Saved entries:
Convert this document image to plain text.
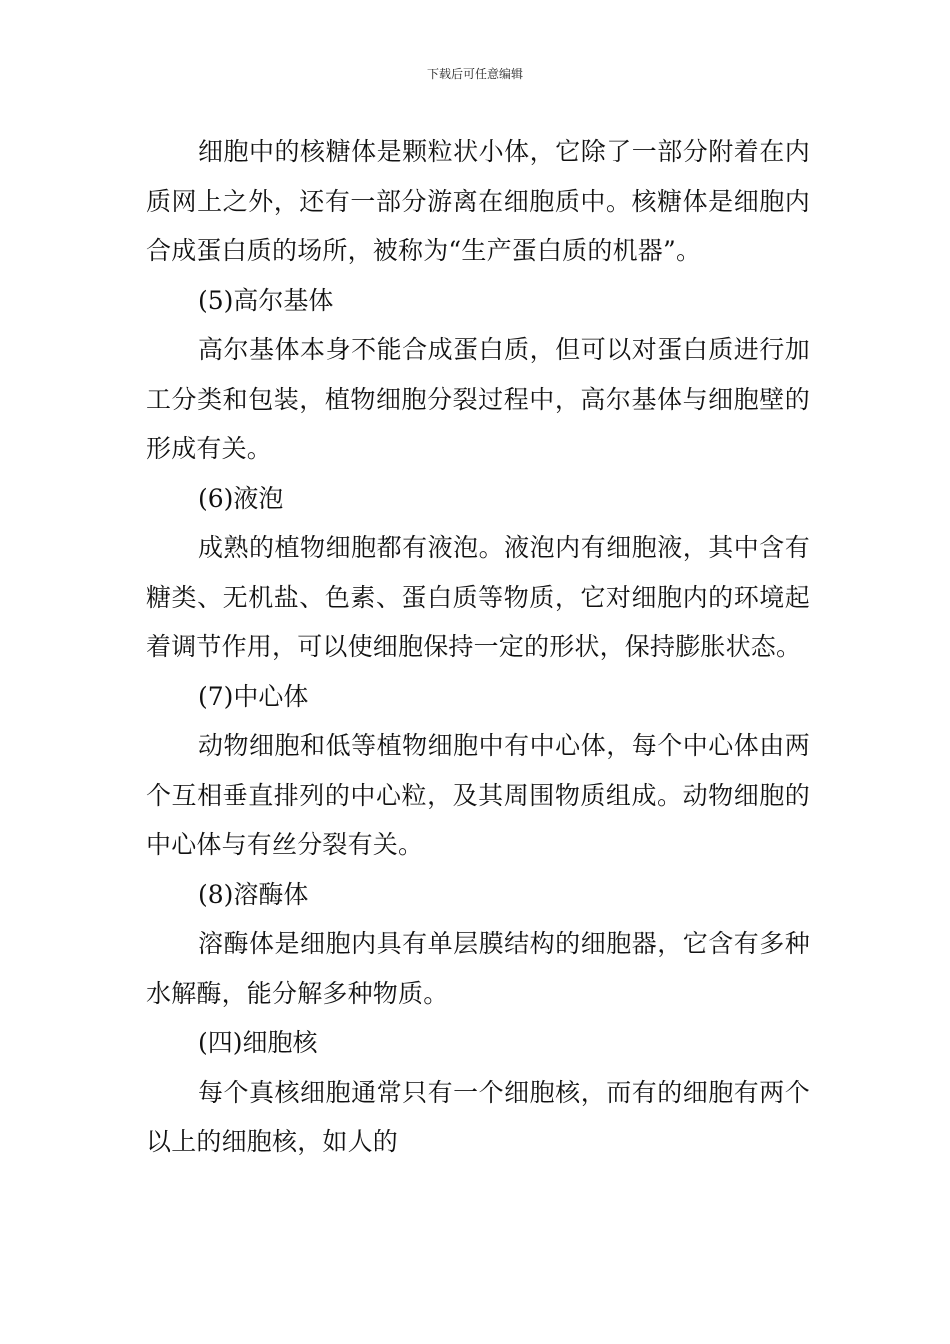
下载后可任意编辑

细胞中的核糖体是颗粒状小体，它除了一部分附着在内质网上之外，还有一部分游离在细胞质中。核糖体是细胞内合成蛋白质的场所，被称为“生产蛋白质的机器”。

(5)高尔基体

高尔基体本身不能合成蛋白质，但可以对蛋白质进行加工分类和包装，植物细胞分裂过程中，高尔基体与细胞壁的形成有关。

(6)液泡

成熟的植物细胞都有液泡。液泡内有细胞液，其中含有糖类、无机盐、色素、蛋白质等物质，它对细胞内的环境起着调节作用，可以使细胞保持一定的形状，保持膨胀状态。

(7)中心体

动物细胞和低等植物细胞中有中心体，每个中心体由两个互相垂直排列的中心粒，及其周围物质组成。动物细胞的中心体与有丝分裂有关。

(8)溶酶体

溶酶体是细胞内具有单层膜结构的细胞器，它含有多种水解酶，能分解多种物质。

(四)细胞核

每个真核细胞通常只有一个细胞核，而有的细胞有两个以上的细胞核，如人的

Your task: Repeat the listing verbatim. Skip the pictures.

Solution to the problem:
Convert this document image to plain text.
下载后可任意编辑

细胞中的核糖体是颗粒状小体，它除了一部分附着在内质网上之外，还有一部分游离在细胞质中。核糖体是细胞内合成蛋白质的场所，被称为“生产蛋白质的机器”。

(5)高尔基体

高尔基体本身不能合成蛋白质，但可以对蛋白质进行加工分类和包装，植物细胞分裂过程中，高尔基体与细胞壁的形成有关。

(6)液泡

成熟的植物细胞都有液泡。液泡内有细胞液，其中含有糖类、无机盐、色素、蛋白质等物质，它对细胞内的环境起着调节作用，可以使细胞保持一定的形状，保持膨胀状态。

(7)中心体

动物细胞和低等植物细胞中有中心体，每个中心体由两个互相垂直排列的中心粒，及其周围物质组成。动物细胞的中心体与有丝分裂有关。

(8)溶酶体

溶酶体是细胞内具有单层膜结构的细胞器，它含有多种水解酶，能分解多种物质。

(四)细胞核

每个真核细胞通常只有一个细胞核，而有的细胞有两个以上的细胞核，如人的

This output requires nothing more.